Stated task: Scan the entries below for the word "unseren". Copy each line that has it.

— Start of Extracted records —

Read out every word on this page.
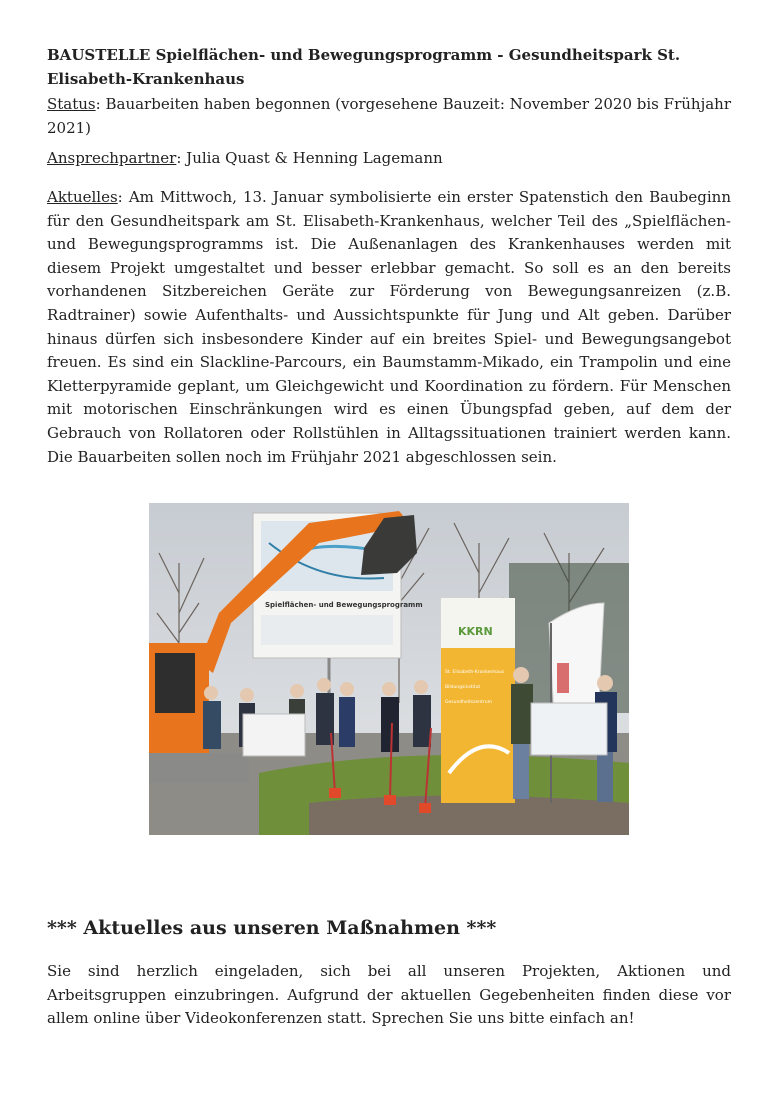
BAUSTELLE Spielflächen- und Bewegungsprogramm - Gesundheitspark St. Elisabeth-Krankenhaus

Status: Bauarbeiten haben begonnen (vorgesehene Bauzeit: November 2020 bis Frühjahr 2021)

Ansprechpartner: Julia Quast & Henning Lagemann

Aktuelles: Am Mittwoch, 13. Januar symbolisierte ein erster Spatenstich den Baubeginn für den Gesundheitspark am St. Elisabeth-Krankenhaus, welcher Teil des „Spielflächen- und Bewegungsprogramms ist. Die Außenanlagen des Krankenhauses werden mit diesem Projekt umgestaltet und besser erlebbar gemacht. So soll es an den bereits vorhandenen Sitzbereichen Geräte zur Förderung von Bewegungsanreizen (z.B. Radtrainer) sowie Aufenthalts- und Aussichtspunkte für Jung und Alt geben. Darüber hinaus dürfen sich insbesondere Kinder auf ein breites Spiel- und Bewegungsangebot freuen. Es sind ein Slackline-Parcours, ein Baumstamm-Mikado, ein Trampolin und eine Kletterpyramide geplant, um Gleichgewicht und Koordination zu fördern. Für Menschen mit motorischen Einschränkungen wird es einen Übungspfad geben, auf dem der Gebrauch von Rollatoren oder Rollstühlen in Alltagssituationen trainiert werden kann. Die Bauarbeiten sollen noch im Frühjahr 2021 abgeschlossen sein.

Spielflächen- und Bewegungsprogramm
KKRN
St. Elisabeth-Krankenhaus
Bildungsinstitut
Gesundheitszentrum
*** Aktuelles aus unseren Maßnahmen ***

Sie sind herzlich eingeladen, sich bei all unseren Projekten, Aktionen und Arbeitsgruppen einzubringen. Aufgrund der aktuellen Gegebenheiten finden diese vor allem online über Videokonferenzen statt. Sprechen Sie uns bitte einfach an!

— End of Extracted records —
— Start of Extracted records —

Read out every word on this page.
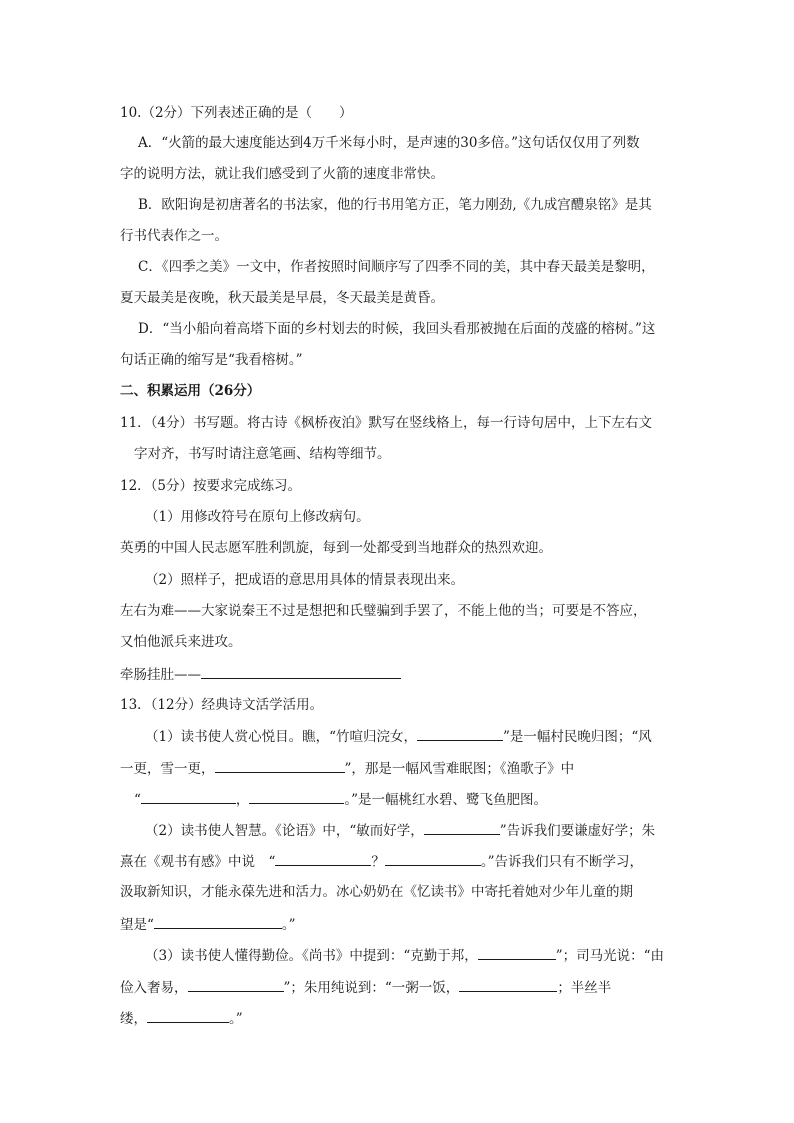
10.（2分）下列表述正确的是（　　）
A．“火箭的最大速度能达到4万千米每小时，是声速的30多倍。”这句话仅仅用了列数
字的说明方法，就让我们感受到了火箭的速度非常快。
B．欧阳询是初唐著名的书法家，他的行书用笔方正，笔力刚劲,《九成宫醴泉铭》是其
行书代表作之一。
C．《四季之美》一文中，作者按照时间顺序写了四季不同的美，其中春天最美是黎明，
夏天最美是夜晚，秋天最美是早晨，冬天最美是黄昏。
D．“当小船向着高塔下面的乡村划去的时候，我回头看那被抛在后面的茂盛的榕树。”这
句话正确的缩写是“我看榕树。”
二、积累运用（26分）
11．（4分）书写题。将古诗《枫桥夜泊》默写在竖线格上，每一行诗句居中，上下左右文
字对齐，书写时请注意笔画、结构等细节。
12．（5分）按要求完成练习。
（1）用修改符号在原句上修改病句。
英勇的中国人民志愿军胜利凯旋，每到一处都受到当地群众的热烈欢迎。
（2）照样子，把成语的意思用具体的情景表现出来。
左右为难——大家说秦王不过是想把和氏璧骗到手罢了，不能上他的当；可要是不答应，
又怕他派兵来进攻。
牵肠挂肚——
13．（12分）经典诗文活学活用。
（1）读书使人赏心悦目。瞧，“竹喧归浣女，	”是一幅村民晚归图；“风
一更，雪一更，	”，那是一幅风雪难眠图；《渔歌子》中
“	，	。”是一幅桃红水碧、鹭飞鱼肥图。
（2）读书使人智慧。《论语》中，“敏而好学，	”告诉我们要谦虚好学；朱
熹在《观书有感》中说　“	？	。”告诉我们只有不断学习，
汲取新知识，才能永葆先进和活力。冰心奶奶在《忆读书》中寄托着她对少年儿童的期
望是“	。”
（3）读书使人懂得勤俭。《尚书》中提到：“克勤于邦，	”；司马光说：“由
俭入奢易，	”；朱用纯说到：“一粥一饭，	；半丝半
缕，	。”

— End of Extracted records —

Output of the task:
*** Aktuelles aus unseren Maßnahmen ***
Sie sind herzlich eingeladen, sich bei all unseren Projekten, Aktionen und Arbeitsgruppen einzubringen. Aufgrund der aktuellen Gegebenheiten finden diese vor allem online über Videokonferenzen statt. Sprechen Sie uns bitte einfach an!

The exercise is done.